## Request
Read the records and gather each line that includes "coefficients".

--- BEGIN ---

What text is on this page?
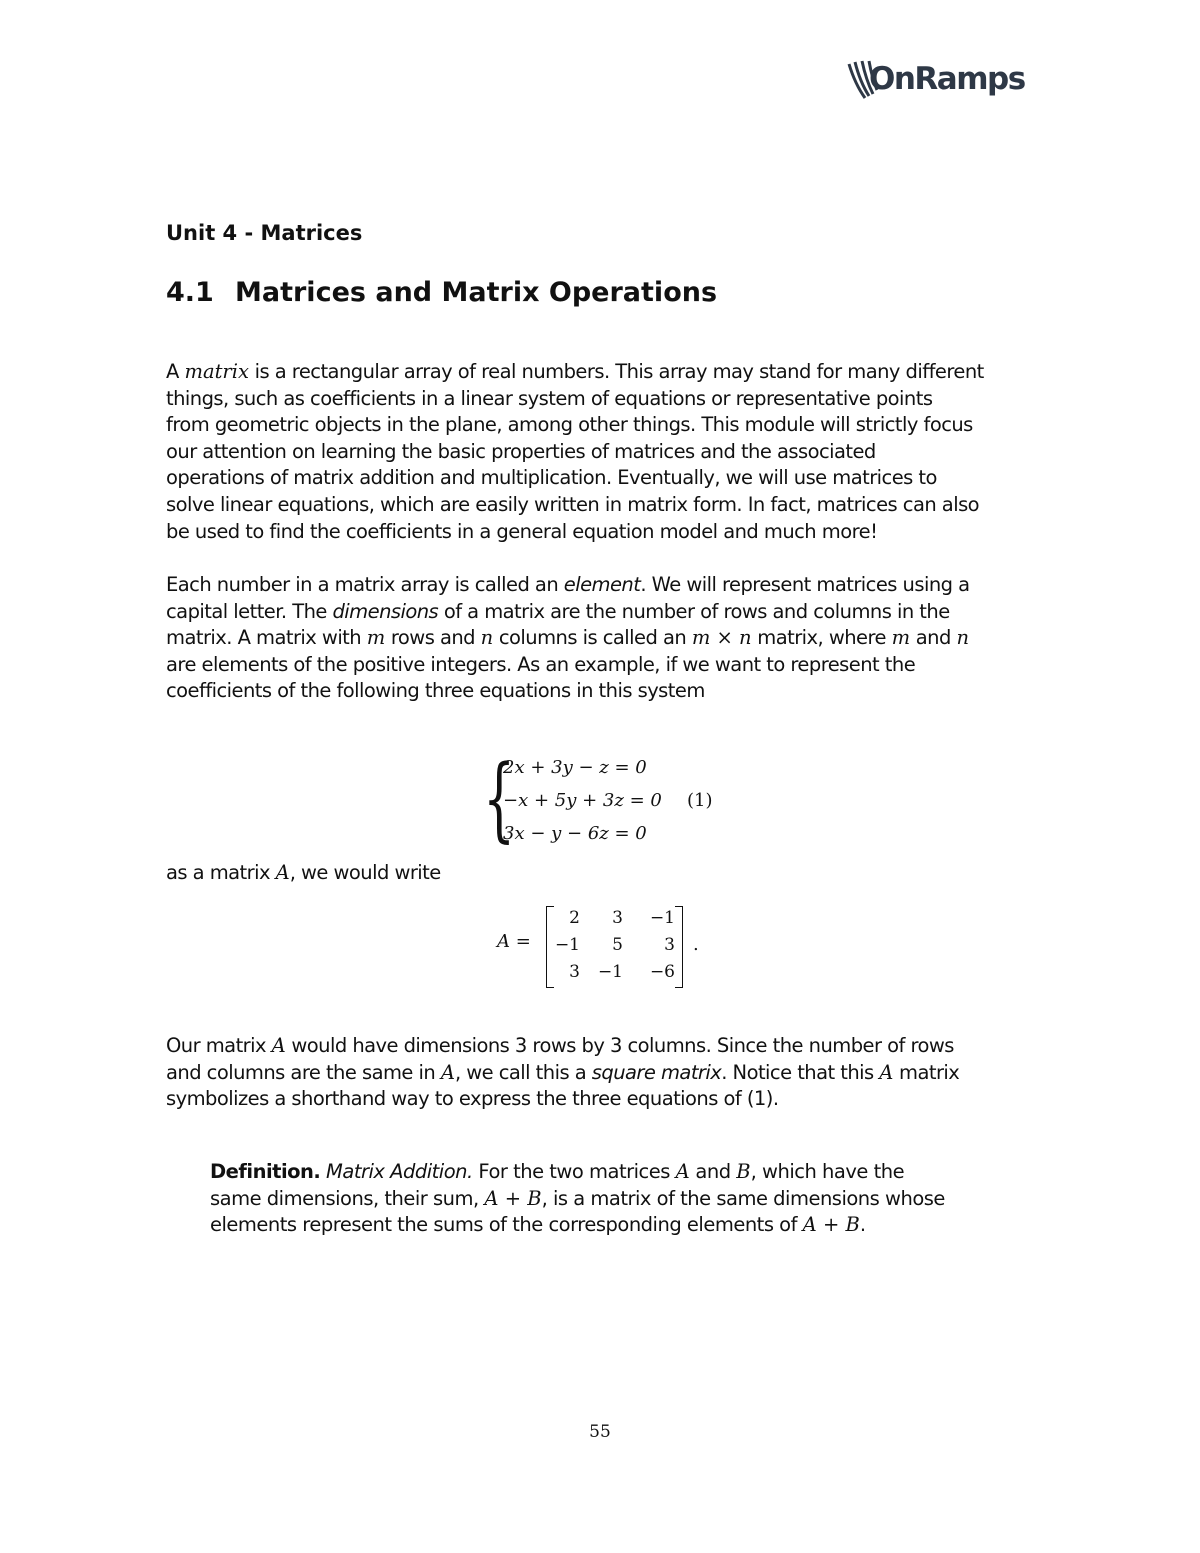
OnRamps
Unit 4 - Matrices
4.1 Matrices and Matrix Operations
A matrix is a rectangular array of real numbers. This array may stand for many different
things, such as coefficients in a linear system of equations or representative points
from geometric objects in the plane, among other things. This module will strictly focus
our attention on learning the basic properties of matrices and the associated
operations of matrix addition and multiplication. Eventually, we will use matrices to
solve linear equations, which are easily written in matrix form. In fact, matrices can also
be used to find the coefficients in a general equation model and much more!
Each number in a matrix array is called an element. We will represent matrices using a
capital letter. The dimensions of a matrix are the number of rows and columns in the
matrix. A matrix with m rows and n columns is called an m × n matrix, where m and n
are elements of the positive integers. As an example, if we want to represent the
coefficients of the following three equations in this system
{
2x + 3y − z = 0
−x + 5y + 3z = 0
3x − y − 6z = 0
(1)
as a matrix A, we would write
A =
2	3	−1
−1	5	3
3	−1	−6
.
Our matrix A would have dimensions 3 rows by 3 columns. Since the number of rows
and columns are the same in A, we call this a square matrix. Notice that this A matrix
symbolizes a shorthand way to express the three equations of (1).
Definition. Matrix Addition. For the two matrices A and B, which have the
same dimensions, their sum, A + B, is a matrix of the same dimensions whose
elements represent the sums of the corresponding elements of A + B.
55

--- END ---

## Solution
things, such as coefficients in a linear system of equations or representative points
be used to find the coefficients in a general equation model and much more!
coefficients of the following three equations in this system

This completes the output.